+++ Material for this task +++
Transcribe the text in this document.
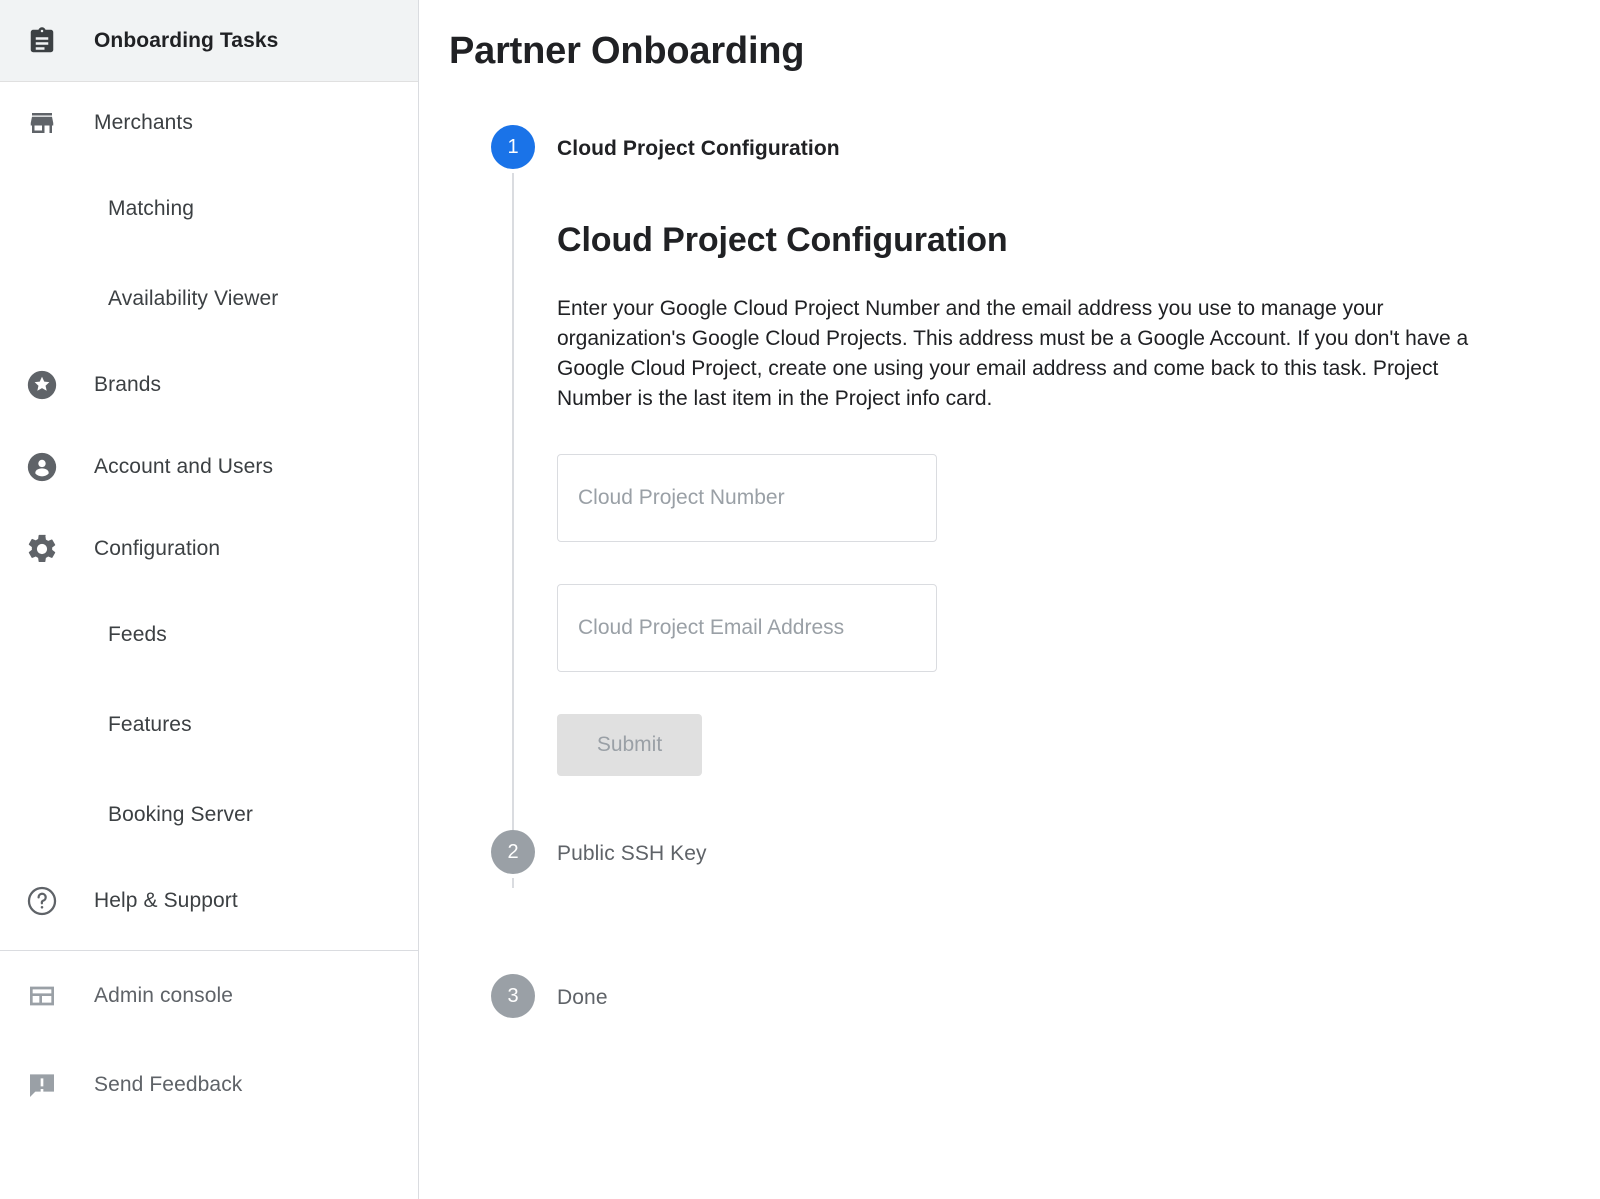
Onboarding Tasks
Merchants
Matching
Availability Viewer
Brands
Account and Users
Configuration
Feeds
Features
Booking Server
Help & Support
Admin console
Send Feedback
Partner Onboarding
1	Cloud Project Configuration
Cloud Project Configuration

Enter your Google Cloud Project Number and the email address you use to manage your organization's Google Cloud Projects. This address must be a Google Account. If you don't have a Google Cloud Project, create one using your email address and come back to this task. Project Number is the last item in the Project info card.

Cloud Project Number
Cloud Project Email Address Submit
2	Public SSH Key
3	Done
+++
Stated exercise: Your task is to repeat the material above exactly, without its pictures.

Task output:
Transcribe the text in this document.
Onboarding Tasks
Merchants
Matching
Availability Viewer
Brands
Account and Users
Configuration
Feeds
Features
Booking Server
Help & Support
Admin console
Send Feedback
Partner Onboarding
1	Cloud Project Configuration
Cloud Project Configuration

Enter your Google Cloud Project Number and the email address you use to manage your organization's Google Cloud Projects. This address must be a Google Account. If you don't have a Google Cloud Project, create one using your email address and come back to this task. Project Number is the last item in the Project info card.

Cloud Project Number
Cloud Project Email Address Submit
2	Public SSH Key
3	Done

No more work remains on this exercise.